> REQUIREMENT
Below are some records; give them all again exactly, but not the pictures.

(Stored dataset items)
§

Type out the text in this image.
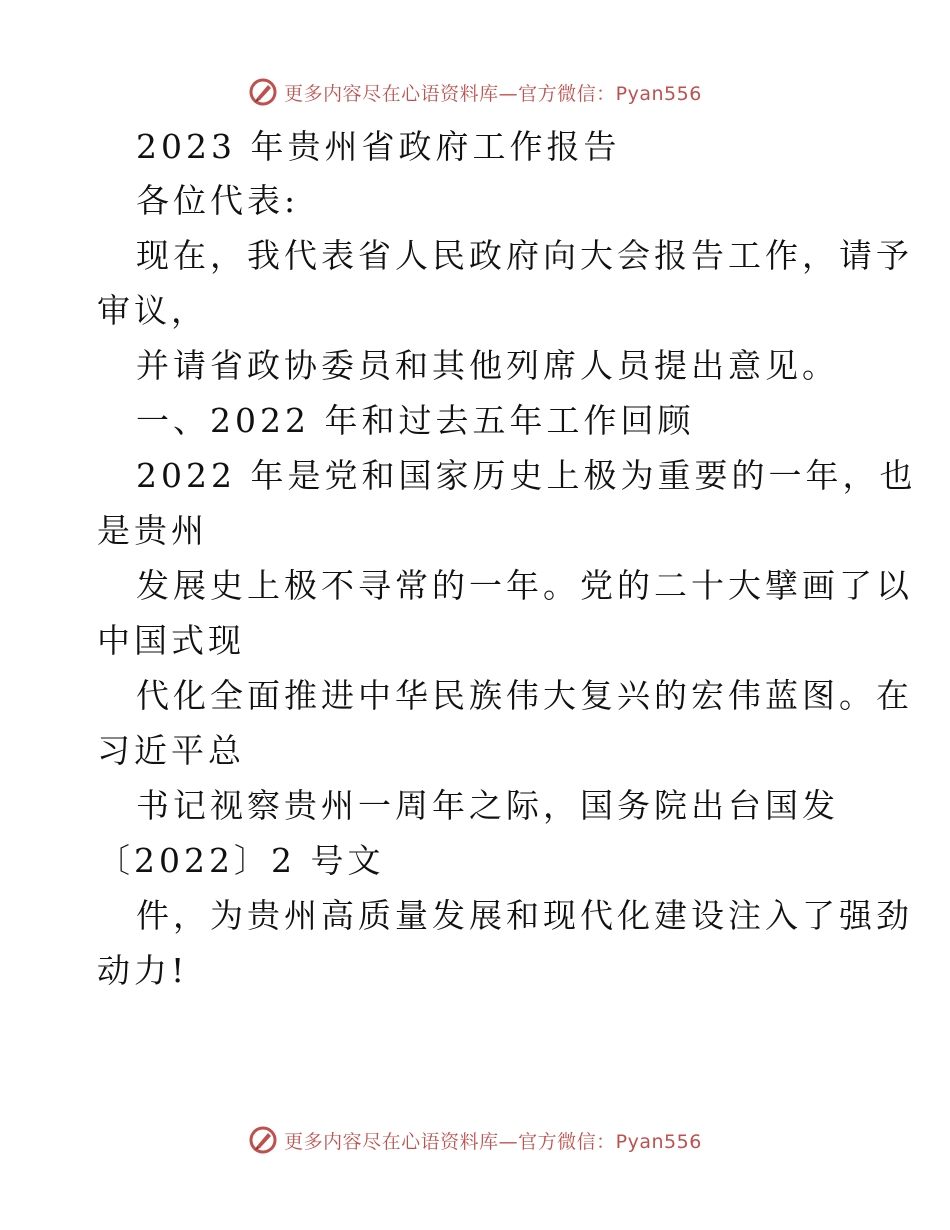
更多内容尽在心语资料库—官方微信：Pyan556
2023 年贵州省政府工作报告
各位代表:
现在，我代表省人民政府向大会报告工作，请予
审议，
并请省政协委员和其他列席人员提出意见。
一、2022 年和过去五年工作回顾
2022 年是党和国家历史上极为重要的一年，也
是贵州
发展史上极不寻常的一年。党的二十大擘画了以
中国式现
代化全面推进中华民族伟大复兴的宏伟蓝图。在
习近平总
书记视察贵州一周年之际，国务院出台国发
〔2022〕2 号文
件，为贵州高质量发展和现代化建设注入了强劲
动力!
更多内容尽在心语资料库—官方微信：Pyan556
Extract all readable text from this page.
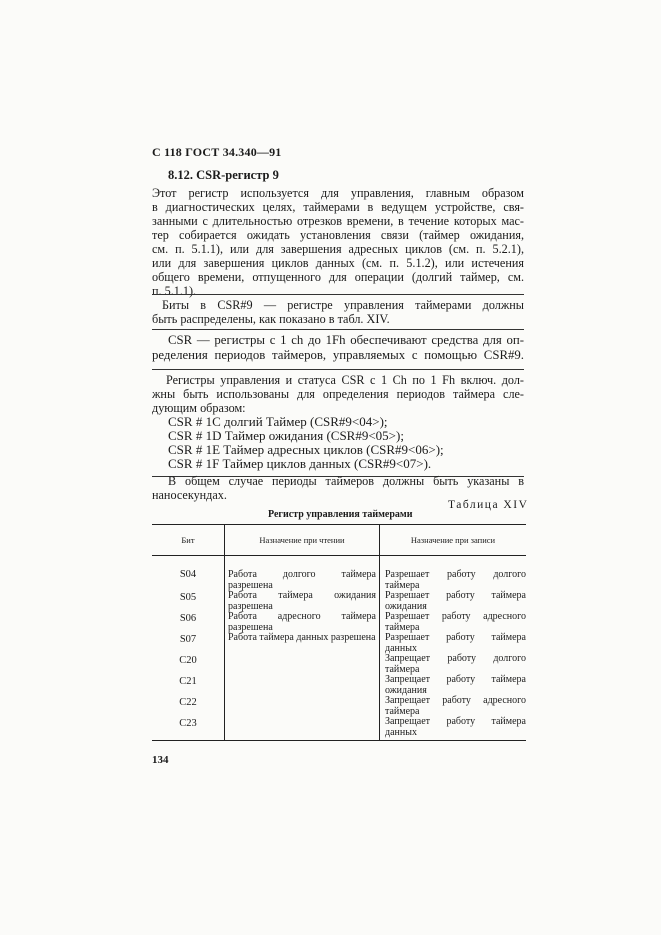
С 118 ГОСТ 34.340—91
8.12. CSR-регистр 9
Этот регистр используется для управления, главным образом
в диагностических целях, таймерами в ведущем устройстве, свя-
занными с длительностью отрезков времени, в течение которых мас-
тер собирается ожидать установления связи (таймер ожидания,
см. п. 5.1.1), или для завершения адресных циклов (см. п. 5.2.1),
или для завершения циклов данных (см. п. 5.1.2), или истечения
общего времени, отпущенного для операции (долгий таймер, см.
п. 5.1.1).
Биты в CSR#9 — регистре управления таймерами должны
быть распределены, как показано в табл. XIV.
CSR — регистры с 1 ch до 1Fh обеспечивают средства для оп-
ределения периодов таймеров, управляемых с помощью CSR#9.
Регистры управления и статуса CSR с 1 Ch по 1 Fh включ. дол-
жны быть использованы для определения периодов таймера сле-
дующим образом:
CSR # 1C долгий Таймер (CSR#9<04>);
CSR # 1D Таймер ожидания (CSR#9<05>);
CSR # 1E Таймер адресных циклов (CSR#9<06>);
CSR # 1F Таймер циклов данных (CSR#9<07>).
В общем случае периоды таймеров должны быть указаны в
наносекундах.
Таблица XIV
Регистр управления таймерами
Бит	Назначение при чтении	Назначение при записи
S04	Работа долгого таймера разрешена	Разрешает работу долгого таймера
S05	Работа таймера ожидания разрешена	Разрешает работу таймера ожидания
S06	Работа адресного таймера разрешена	Разрешает работу адресного таймера
S07	Работа таймера данных разрешена	Разрешает работу таймера данных
C20		Запрещает работу долгого таймера
C21		Запрещает работу таймера ожидания
C22		Запрещает работу адресного таймера
C23		Запрещает работу таймера данных
134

§

> CORRECT RESPONSE
Type out the text in this image.
更多内容尽在心语资料库—官方微信：Pyan556
2023 年贵州省政府工作报告
各位代表:
现在，我代表省人民政府向大会报告工作，请予
审议，
并请省政协委员和其他列席人员提出意见。
一、2022 年和过去五年工作回顾
2022 年是党和国家历史上极为重要的一年，也
是贵州
发展史上极不寻常的一年。党的二十大擘画了以
中国式现
代化全面推进中华民族伟大复兴的宏伟蓝图。在
习近平总
书记视察贵州一周年之际，国务院出台国发
〔2022〕2 号文
件，为贵州高质量发展和现代化建设注入了强劲
动力!
更多内容尽在心语资料库—官方微信：Pyan556
Extract all readable text from this page.
С 118 ГОСТ 34.340—91
8.12. CSR-регистр 9
Этот регистр используется для управления, главным образом
в диагностических целях, таймерами в ведущем устройстве, свя-
занными с длительностью отрезков времени, в течение которых мас-
тер собирается ожидать установления связи (таймер ожидания,
см. п. 5.1.1), или для завершения адресных циклов (см. п. 5.2.1),
или для завершения циклов данных (см. п. 5.1.2), или истечения
общего времени, отпущенного для операции (долгий таймер, см.
п. 5.1.1).
Биты в CSR#9 — регистре управления таймерами должны
быть распределены, как показано в табл. XIV.
CSR — регистры с 1 ch до 1Fh обеспечивают средства для оп-
ределения периодов таймеров, управляемых с помощью CSR#9.
Регистры управления и статуса CSR с 1 Ch по 1 Fh включ. дол-
жны быть использованы для определения периодов таймера сле-
дующим образом:
CSR # 1C долгий Таймер (CSR#9<04>);
CSR # 1D Таймер ожидания (CSR#9<05>);
CSR # 1E Таймер адресных циклов (CSR#9<06>);
CSR # 1F Таймер циклов данных (CSR#9<07>).
В общем случае периоды таймеров должны быть указаны в
наносекундах.
Таблица XIV
Регистр управления таймерами
Бит	Назначение при чтении	Назначение при записи
S04	Работа долгого таймера разрешена	Разрешает работу долгого таймера
S05	Работа таймера ожидания разрешена	Разрешает работу таймера ожидания
S06	Работа адресного таймера разрешена	Разрешает работу адресного таймера
S07	Работа таймера данных разрешена	Разрешает работу таймера данных
C20		Запрещает работу долгого таймера
C21		Запрещает работу таймера ожидания
C22		Запрещает работу адресного таймера
C23		Запрещает работу таймера данных
134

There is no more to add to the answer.